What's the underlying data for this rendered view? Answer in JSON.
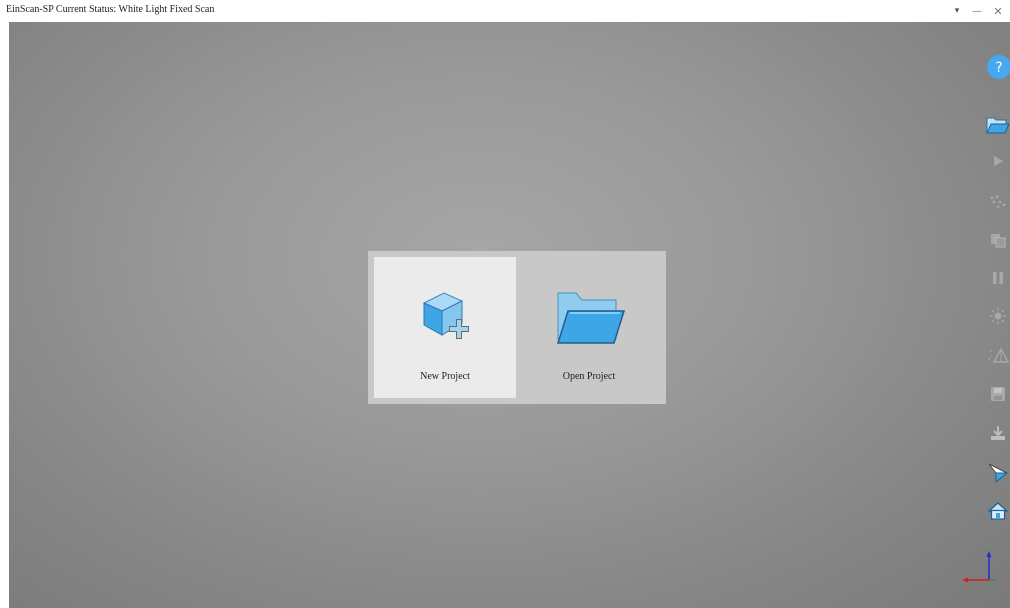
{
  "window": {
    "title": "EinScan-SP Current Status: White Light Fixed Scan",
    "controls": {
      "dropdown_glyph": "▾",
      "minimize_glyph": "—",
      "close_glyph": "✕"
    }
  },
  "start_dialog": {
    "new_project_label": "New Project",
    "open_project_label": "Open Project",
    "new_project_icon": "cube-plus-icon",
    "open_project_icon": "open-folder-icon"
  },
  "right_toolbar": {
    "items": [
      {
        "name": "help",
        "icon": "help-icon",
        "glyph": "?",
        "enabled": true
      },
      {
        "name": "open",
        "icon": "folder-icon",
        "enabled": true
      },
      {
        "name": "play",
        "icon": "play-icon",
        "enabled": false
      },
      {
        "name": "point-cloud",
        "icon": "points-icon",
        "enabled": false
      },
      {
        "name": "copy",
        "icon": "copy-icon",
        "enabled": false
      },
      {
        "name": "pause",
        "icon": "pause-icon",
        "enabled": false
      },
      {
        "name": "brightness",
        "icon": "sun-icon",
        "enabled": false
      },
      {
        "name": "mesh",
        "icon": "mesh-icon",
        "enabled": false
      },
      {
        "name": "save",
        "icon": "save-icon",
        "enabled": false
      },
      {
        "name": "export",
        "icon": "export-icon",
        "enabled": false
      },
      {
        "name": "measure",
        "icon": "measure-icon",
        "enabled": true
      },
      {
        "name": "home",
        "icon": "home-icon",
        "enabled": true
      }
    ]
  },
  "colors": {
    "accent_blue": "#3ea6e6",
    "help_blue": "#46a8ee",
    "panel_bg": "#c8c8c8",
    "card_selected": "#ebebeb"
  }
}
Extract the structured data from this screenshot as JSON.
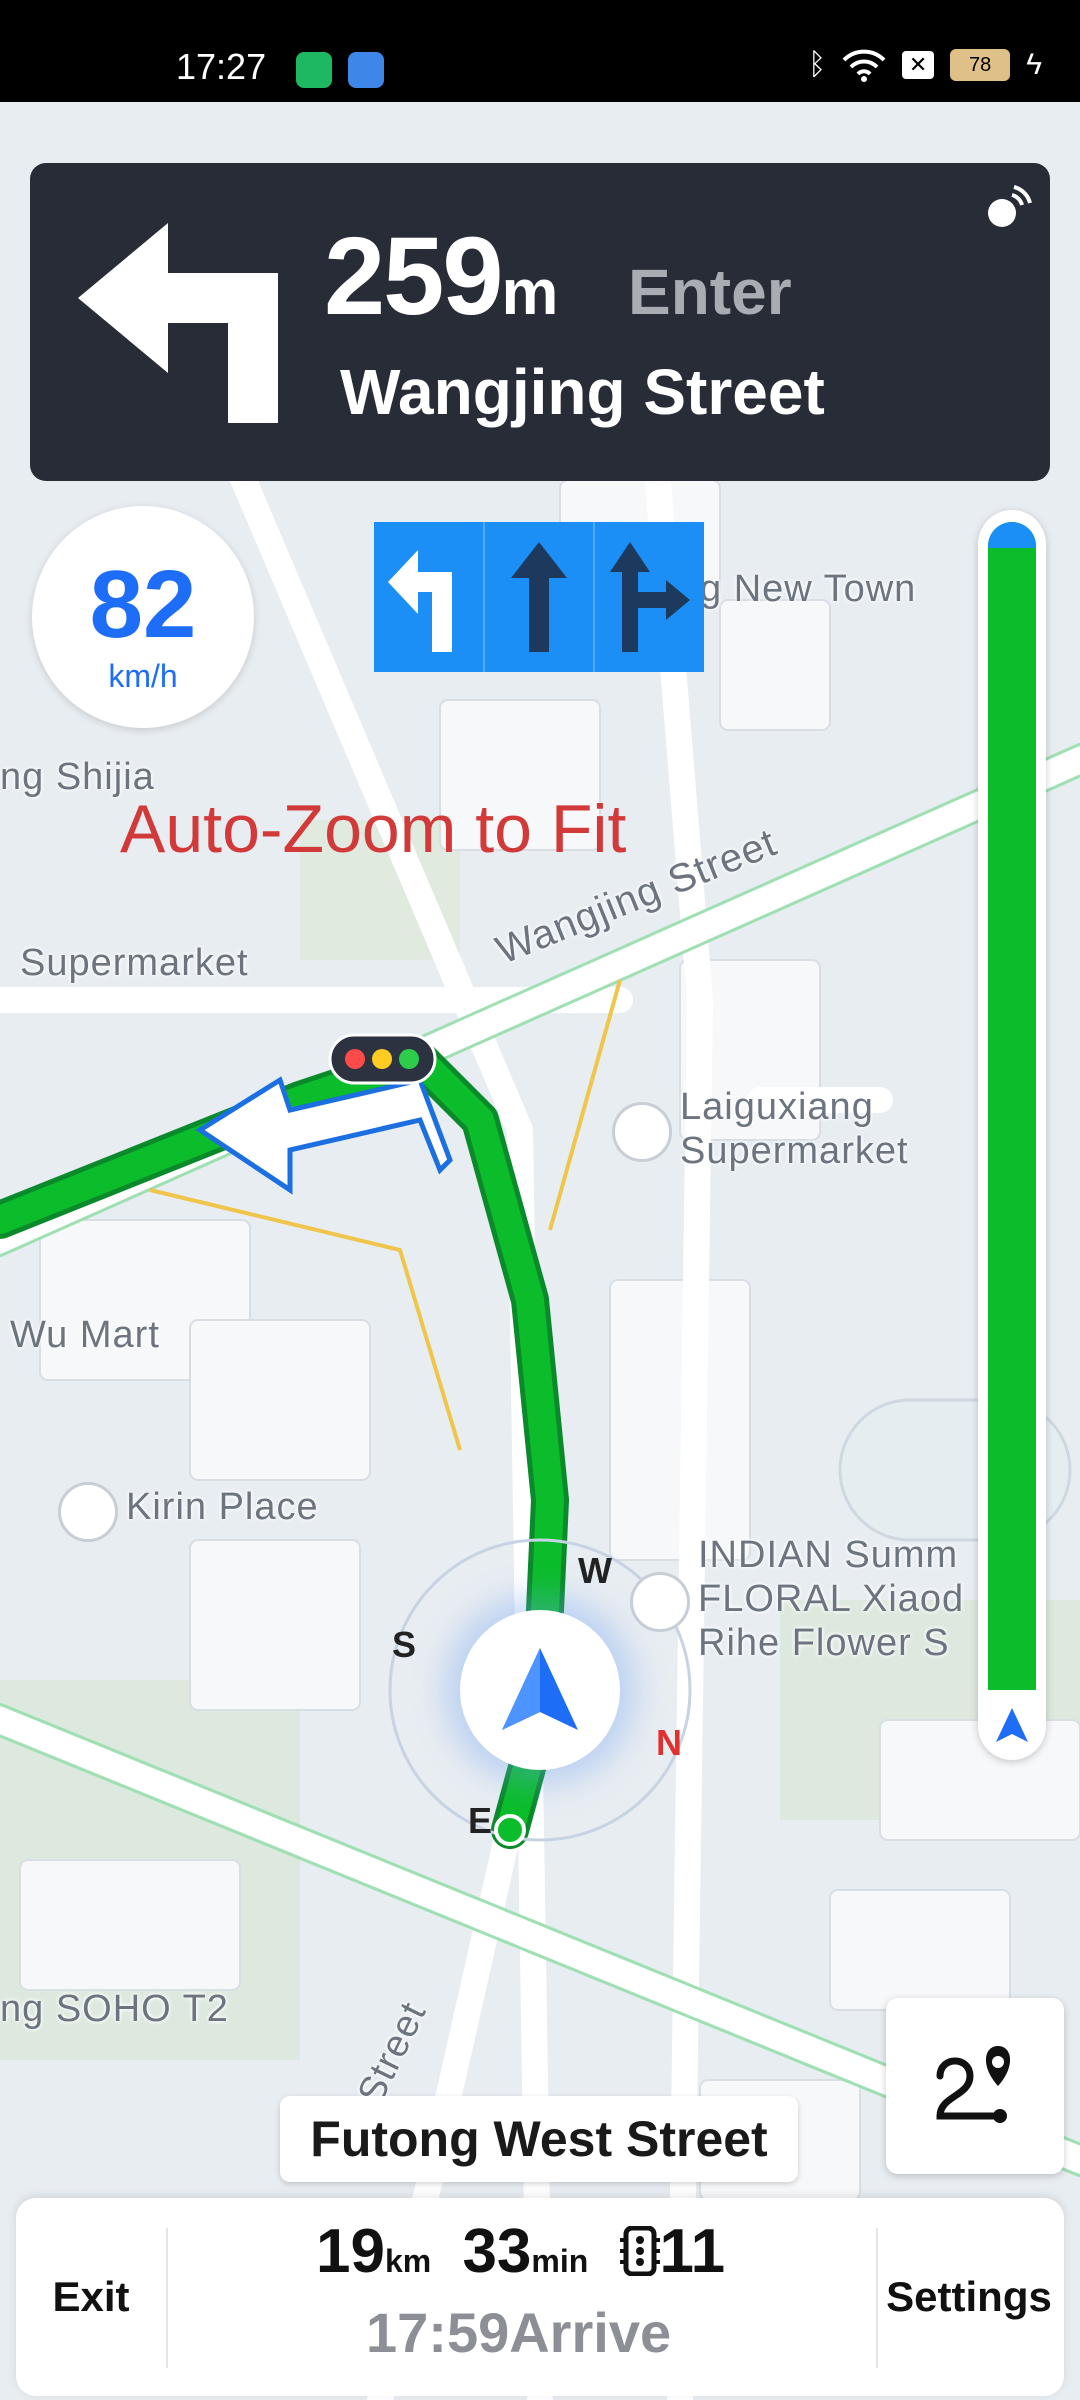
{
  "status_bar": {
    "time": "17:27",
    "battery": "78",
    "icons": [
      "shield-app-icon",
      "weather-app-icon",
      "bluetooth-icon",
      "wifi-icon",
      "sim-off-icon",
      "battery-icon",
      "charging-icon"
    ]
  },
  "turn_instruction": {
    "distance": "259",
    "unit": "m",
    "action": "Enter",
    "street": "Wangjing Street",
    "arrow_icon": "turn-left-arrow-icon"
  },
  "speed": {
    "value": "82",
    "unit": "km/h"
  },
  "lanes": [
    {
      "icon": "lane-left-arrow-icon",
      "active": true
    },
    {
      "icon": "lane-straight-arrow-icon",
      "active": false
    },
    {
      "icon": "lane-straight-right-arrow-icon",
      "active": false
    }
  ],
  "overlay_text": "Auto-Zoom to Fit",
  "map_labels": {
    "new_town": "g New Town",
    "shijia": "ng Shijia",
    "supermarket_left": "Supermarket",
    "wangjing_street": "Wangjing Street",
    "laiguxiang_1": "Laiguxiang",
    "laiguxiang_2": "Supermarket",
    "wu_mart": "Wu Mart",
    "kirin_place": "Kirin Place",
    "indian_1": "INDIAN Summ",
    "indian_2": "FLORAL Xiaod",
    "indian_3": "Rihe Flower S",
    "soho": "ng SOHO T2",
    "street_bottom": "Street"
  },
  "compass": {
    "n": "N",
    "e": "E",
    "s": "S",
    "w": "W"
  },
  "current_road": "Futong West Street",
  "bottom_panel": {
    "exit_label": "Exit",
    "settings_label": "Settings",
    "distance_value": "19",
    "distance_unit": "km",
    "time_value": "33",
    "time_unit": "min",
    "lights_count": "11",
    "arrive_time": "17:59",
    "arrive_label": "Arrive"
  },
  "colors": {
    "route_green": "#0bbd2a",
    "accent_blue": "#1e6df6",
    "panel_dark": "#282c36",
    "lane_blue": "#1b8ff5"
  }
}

...

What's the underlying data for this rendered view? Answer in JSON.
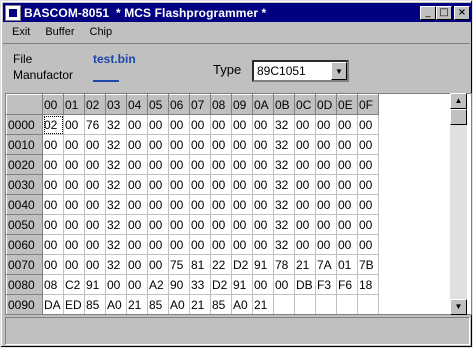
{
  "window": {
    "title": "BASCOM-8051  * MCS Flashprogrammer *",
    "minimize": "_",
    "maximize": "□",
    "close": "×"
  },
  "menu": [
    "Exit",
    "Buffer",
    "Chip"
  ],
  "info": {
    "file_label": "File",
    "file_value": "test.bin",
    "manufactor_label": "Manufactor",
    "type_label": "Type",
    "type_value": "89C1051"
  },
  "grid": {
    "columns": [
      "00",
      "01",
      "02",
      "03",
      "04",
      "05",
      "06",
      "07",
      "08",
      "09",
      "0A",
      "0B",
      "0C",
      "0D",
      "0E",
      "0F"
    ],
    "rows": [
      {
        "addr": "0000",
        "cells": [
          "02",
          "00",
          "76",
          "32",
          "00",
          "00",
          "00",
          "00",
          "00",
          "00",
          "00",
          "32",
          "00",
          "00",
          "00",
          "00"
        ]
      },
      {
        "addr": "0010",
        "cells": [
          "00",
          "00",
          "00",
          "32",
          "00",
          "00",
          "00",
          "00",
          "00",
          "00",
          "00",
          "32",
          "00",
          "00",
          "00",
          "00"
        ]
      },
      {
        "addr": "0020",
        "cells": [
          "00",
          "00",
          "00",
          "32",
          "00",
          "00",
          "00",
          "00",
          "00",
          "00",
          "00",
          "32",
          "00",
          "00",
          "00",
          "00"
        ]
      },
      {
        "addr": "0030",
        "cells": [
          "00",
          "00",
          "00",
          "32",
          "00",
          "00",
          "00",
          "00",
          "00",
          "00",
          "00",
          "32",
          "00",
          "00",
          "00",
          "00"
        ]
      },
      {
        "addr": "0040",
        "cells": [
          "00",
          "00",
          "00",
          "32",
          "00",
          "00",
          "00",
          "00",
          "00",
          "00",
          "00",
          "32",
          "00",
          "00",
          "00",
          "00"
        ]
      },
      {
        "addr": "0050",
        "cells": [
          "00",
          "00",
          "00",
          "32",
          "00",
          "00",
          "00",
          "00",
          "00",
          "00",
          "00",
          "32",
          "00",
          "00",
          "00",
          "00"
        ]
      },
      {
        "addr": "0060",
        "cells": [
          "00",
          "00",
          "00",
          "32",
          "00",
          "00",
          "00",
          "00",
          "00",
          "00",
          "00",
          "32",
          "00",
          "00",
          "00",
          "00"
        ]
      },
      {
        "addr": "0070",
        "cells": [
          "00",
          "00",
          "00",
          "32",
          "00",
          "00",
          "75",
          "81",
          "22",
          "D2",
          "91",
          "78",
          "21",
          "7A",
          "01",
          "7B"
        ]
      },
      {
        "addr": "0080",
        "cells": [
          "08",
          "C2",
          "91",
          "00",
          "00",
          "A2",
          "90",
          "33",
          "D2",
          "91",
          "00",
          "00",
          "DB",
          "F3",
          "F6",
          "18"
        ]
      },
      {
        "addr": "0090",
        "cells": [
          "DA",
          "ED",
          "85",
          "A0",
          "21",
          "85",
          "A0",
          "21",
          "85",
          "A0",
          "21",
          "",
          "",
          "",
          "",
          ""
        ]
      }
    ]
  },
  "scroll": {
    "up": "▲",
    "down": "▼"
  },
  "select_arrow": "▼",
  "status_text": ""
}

**Instruction:**
Using the records above, copy every line that has the word "Wangjing" in it.

**Complete output:**
    "street": "Wangjing Street",
    "wangjing_street": "Wangjing Street",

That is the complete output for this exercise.